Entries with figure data
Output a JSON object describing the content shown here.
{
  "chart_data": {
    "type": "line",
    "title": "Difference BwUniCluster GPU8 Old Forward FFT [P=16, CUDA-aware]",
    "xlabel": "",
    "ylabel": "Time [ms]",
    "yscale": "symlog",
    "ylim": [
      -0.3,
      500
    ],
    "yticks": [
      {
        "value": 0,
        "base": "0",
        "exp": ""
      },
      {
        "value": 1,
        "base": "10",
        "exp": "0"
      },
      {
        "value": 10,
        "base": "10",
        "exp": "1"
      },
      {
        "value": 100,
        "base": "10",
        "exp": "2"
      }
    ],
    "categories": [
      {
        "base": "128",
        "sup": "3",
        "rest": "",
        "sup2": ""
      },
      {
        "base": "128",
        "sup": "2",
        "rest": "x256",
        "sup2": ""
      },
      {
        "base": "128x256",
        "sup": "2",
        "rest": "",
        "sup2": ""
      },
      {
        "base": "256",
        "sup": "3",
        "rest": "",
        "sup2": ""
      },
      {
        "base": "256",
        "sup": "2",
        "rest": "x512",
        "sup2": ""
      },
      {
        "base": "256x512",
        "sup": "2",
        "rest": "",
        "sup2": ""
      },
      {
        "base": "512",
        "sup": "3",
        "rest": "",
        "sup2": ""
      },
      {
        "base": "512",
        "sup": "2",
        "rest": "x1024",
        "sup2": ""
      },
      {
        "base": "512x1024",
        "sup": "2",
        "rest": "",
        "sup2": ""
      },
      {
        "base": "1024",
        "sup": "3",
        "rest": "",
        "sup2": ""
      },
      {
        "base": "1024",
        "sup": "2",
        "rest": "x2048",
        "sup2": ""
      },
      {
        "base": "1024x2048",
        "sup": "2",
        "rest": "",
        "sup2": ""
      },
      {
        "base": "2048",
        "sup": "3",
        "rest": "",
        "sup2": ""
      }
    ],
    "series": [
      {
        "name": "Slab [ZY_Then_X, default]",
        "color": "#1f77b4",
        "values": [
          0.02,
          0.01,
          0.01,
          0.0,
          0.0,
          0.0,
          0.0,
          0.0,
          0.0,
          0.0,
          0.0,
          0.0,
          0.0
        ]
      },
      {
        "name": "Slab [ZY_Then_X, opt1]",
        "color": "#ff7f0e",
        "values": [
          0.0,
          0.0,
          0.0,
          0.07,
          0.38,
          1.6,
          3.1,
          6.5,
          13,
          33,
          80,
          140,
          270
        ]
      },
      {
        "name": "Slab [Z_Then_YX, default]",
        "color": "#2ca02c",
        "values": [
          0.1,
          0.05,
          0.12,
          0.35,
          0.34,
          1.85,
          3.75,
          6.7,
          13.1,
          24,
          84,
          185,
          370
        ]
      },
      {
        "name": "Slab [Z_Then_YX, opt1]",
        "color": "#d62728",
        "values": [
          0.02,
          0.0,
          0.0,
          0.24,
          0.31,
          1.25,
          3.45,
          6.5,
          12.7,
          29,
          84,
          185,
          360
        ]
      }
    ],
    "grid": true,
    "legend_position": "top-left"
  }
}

What to work on:
Answer with one number only: how many lines above contain the word "default".

Output for this exercise:
2